**Aim of the exercise**.
Write out the records beneath this line exactly as they appear, minus any images.

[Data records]

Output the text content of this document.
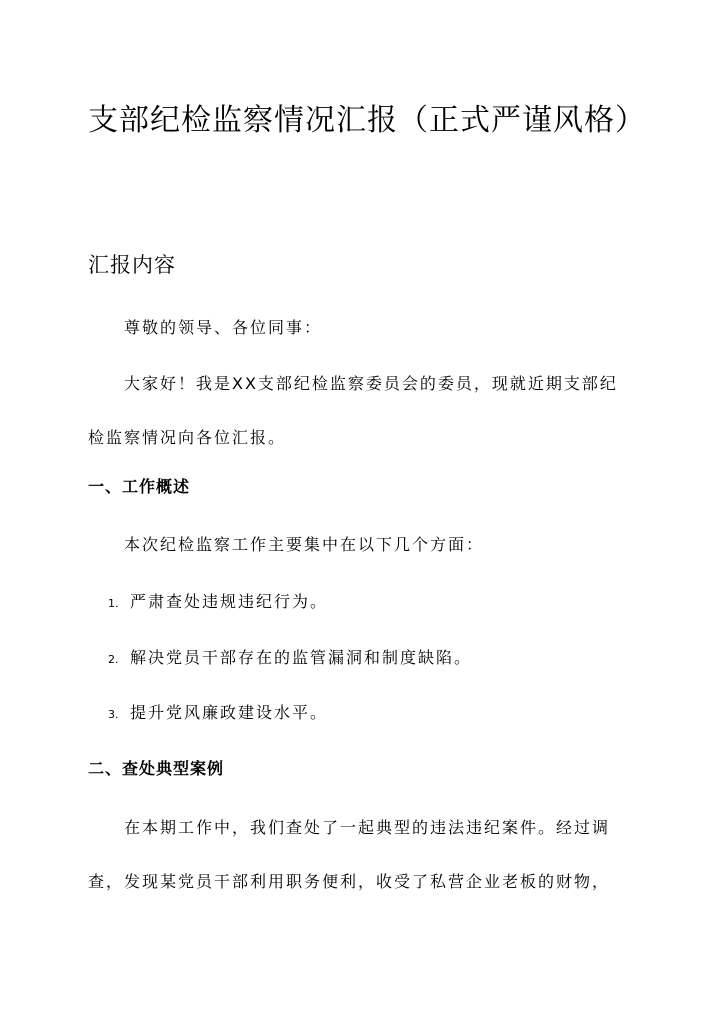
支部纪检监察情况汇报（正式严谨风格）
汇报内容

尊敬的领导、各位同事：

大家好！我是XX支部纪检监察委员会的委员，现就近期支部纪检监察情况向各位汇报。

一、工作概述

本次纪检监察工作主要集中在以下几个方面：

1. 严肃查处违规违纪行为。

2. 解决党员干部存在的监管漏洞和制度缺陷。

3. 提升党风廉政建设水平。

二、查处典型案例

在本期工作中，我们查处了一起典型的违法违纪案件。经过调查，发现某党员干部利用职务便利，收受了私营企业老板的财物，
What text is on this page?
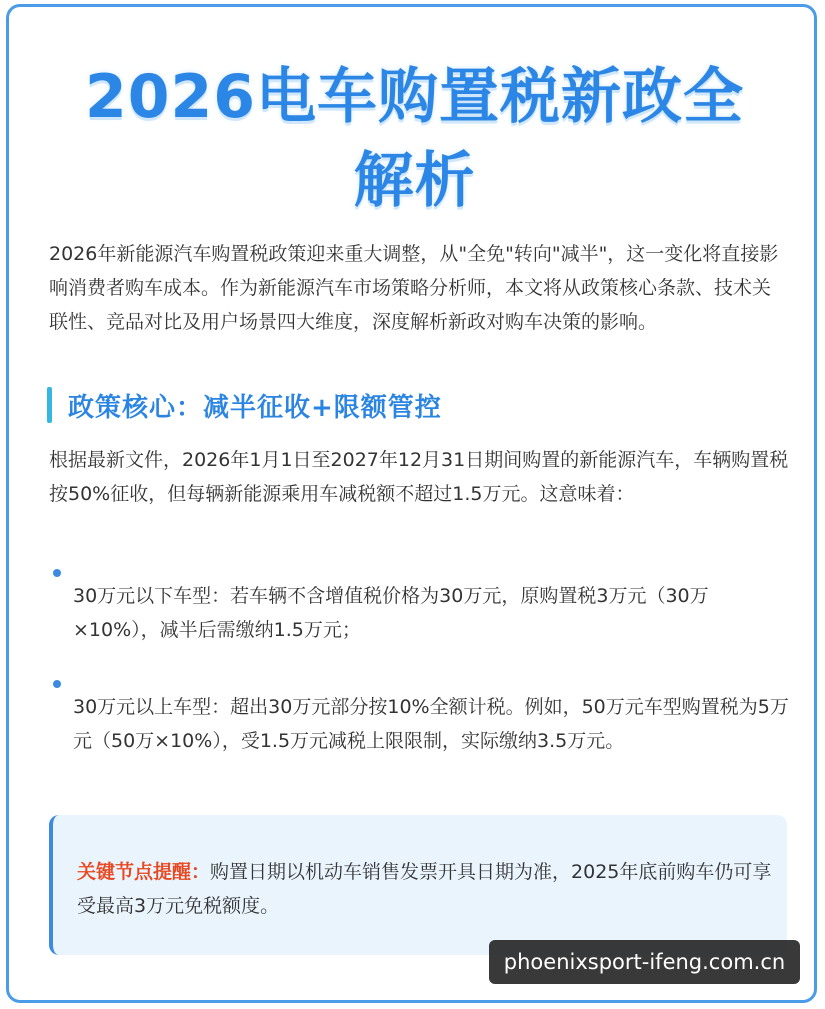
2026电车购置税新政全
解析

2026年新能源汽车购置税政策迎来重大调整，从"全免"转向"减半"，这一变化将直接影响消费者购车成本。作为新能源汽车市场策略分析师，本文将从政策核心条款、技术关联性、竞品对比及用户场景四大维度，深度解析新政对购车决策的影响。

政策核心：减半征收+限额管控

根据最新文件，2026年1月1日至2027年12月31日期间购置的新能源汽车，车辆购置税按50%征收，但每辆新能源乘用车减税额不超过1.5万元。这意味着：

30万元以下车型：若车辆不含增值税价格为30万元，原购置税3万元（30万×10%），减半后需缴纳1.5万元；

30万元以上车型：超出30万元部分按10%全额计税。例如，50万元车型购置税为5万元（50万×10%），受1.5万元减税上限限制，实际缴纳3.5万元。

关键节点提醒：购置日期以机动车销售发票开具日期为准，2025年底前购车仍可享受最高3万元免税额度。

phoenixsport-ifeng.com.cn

**Worked solution**.
Output the text content of this document.
支部纪检监察情况汇报（正式严谨风格）
汇报内容

尊敬的领导、各位同事：

大家好！我是XX支部纪检监察委员会的委员，现就近期支部纪检监察情况向各位汇报。

一、工作概述

本次纪检监察工作主要集中在以下几个方面：

1. 严肃查处违规违纪行为。

2. 解决党员干部存在的监管漏洞和制度缺陷。

3. 提升党风廉政建设水平。

二、查处典型案例

在本期工作中，我们查处了一起典型的违法违纪案件。经过调查，发现某党员干部利用职务便利，收受了私营企业老板的财物，
What text is on this page?
2026电车购置税新政全
解析

2026年新能源汽车购置税政策迎来重大调整，从"全免"转向"减半"，这一变化将直接影响消费者购车成本。作为新能源汽车市场策略分析师，本文将从政策核心条款、技术关联性、竞品对比及用户场景四大维度，深度解析新政对购车决策的影响。

政策核心：减半征收+限额管控

根据最新文件，2026年1月1日至2027年12月31日期间购置的新能源汽车，车辆购置税按50%征收，但每辆新能源乘用车减税额不超过1.5万元。这意味着：

30万元以下车型：若车辆不含增值税价格为30万元，原购置税3万元（30万×10%），减半后需缴纳1.5万元；

30万元以上车型：超出30万元部分按10%全额计税。例如，50万元车型购置税为5万元（50万×10%），受1.5万元减税上限限制，实际缴纳3.5万元。

关键节点提醒：购置日期以机动车销售发票开具日期为准，2025年底前购车仍可享受最高3万元免税额度。

phoenixsport-ifeng.com.cn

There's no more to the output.